SOURCE EXCERPT »
"""

# E350-DI injector bleed pump



## tdsteven210 (4 mo ago)

I am unable to bleed the primary fuel filter. After approximately 100 pumps still have bubbles. Could the injector bleed pump be sucking air? Seems to be very simple pump no o-rings or rings to hold the pressure but it does seem to be loose internally. The internal barrel on the pump is a little rough from possible corrosion but I don't understand completely how this pump works.

Any suggestions here would be appreciated.


----------



## tdsteven210 (4 mo ago)

This is an e350di year 2001 I think.


----------



## sixbales (May 18, 2011)

Your fuel filter seals may be installed incorrectly. The seals go up into a groove in the filter top head, not around the filter.


----------



## tdsteven210 (4 mo ago)

Ok I understand what you are saying. 

Brief history: secondary fuel filter started leaking due to bad crush washer. Replaced it that leak is gone but can't purge system of air. Flipped the gasket on the secondary filter over because it had an impression/indentation from the outside enclosure. Re-using the gasket is probably not good but had to try something. Still can not purge the primary filter of air.
Tractor ran great before the crush washer went bad and primary filter has never been off tractor since it ran correctly. That is why I am leaning towards the hand pump.

Any experience with injector purge pump going bad?


----------

"""

BRIEF 1 » List every post header in the E350-DI forum thread in order, giving each username with its date.
BRIEF 2 » Echo the passage of the E350-DI forum thread starting with "# E350-DI injector" and going on through "this pump works.".
The material after this point has no connection to the E350-DI forum thread.

SUPPLIED RECORDS »

"""

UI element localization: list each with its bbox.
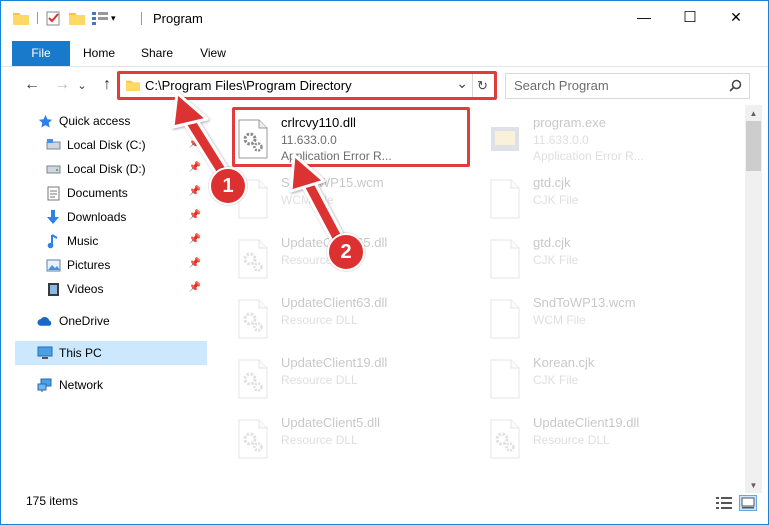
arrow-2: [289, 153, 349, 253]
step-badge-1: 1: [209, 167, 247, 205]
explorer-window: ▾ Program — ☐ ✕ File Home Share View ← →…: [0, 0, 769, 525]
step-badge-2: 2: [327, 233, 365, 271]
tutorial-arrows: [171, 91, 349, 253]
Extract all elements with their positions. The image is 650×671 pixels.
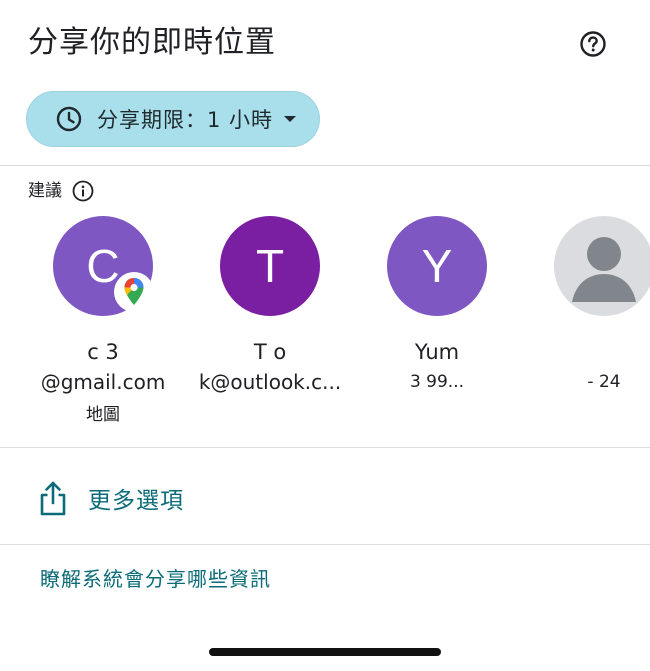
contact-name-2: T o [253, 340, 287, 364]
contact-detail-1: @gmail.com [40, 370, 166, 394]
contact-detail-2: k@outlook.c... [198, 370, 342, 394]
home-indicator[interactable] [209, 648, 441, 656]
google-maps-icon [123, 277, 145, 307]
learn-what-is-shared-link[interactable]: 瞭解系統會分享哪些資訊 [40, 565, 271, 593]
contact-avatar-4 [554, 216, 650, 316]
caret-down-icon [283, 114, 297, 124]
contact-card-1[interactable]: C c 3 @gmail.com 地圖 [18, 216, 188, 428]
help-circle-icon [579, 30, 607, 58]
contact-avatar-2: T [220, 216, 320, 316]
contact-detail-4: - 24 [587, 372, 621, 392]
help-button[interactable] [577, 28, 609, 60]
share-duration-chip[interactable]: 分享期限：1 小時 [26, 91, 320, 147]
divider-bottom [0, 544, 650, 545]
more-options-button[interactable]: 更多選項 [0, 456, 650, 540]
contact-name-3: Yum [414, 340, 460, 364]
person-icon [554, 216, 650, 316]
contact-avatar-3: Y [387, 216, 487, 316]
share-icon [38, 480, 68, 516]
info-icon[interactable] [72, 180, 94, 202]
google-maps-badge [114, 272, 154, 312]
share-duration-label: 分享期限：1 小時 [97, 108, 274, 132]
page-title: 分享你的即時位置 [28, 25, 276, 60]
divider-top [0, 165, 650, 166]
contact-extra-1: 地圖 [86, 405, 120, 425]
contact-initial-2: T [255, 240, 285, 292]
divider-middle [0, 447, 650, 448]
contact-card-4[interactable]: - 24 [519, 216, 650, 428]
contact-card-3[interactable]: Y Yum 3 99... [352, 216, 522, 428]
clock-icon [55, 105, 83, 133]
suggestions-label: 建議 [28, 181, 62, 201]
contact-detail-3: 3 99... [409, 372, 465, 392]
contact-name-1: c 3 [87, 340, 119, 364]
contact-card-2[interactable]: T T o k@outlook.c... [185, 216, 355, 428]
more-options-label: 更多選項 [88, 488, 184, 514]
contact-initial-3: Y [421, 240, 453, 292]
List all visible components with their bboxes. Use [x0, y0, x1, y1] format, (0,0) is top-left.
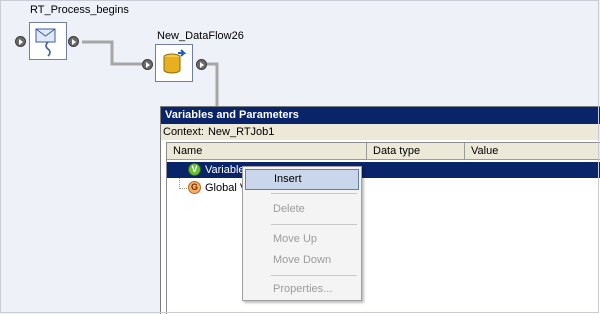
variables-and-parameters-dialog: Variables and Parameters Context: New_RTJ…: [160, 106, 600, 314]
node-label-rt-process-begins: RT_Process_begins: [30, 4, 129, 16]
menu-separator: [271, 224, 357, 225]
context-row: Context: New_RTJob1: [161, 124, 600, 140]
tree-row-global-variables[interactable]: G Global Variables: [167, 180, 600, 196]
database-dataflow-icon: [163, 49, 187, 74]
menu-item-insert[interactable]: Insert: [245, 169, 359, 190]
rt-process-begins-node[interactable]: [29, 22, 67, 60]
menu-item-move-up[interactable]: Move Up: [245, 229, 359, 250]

"""

OUTPUT 1 »
tdsteven210 (4 mo ago)
tdsteven210 (4 mo ago)
sixbales (May 18, 2011)
tdsteven210 (4 mo ago)

OUTPUT 2 »
# E350-DI injector bleed pump



## tdsteven210 (4 mo ago)

I am unable to bleed the primary fuel filter. After approximately 100 pumps still have bubbles. Could the injector bleed pump be sucking air? Seems to be very simple pump no o-rings or rings to hold the pressure but it does seem to be loose internally. The internal barrel on the pump is a little rough from possible corrosion but I don't understand completely how this pump works.